RECORDS PROVIDED:
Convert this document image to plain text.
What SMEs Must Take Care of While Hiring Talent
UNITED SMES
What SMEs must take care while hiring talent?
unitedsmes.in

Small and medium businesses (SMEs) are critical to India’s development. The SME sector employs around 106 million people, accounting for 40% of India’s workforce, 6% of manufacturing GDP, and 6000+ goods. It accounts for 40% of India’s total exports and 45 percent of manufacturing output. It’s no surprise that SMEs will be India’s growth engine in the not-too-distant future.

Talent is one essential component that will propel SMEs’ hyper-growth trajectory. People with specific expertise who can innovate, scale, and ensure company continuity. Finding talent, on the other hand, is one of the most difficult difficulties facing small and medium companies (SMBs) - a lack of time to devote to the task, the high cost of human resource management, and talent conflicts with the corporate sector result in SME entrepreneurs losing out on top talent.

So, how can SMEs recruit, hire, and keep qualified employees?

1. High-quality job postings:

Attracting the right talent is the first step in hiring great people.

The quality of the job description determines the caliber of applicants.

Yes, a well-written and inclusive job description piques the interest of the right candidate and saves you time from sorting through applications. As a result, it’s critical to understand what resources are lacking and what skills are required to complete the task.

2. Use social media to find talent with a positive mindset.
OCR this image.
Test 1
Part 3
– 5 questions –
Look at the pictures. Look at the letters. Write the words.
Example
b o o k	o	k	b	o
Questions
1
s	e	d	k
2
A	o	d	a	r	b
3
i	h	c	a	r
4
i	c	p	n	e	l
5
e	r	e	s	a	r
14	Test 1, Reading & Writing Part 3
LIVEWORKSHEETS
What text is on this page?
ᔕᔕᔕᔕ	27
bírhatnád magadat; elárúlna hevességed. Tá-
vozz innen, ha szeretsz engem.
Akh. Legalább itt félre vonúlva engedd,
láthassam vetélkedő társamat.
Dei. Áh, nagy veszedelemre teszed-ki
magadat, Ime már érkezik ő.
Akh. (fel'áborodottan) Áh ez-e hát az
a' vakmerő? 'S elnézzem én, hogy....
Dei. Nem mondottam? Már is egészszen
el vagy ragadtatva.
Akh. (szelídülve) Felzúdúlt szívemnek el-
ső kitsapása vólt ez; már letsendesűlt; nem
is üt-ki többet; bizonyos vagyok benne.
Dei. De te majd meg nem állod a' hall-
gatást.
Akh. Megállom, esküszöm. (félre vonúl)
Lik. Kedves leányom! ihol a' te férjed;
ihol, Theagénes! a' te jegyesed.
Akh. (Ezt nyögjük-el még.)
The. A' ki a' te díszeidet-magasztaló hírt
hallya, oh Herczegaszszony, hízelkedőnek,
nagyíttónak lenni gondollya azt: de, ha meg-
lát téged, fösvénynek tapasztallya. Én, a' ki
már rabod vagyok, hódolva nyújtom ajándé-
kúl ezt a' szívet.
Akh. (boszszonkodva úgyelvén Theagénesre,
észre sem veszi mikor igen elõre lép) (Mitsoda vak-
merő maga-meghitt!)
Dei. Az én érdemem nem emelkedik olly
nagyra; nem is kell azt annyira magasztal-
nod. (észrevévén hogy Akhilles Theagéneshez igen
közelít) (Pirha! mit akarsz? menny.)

TASK:
Report how many lines of the listing above include the word "hogy". Say nothing but the number.

WRITTEN SOLUTION:
2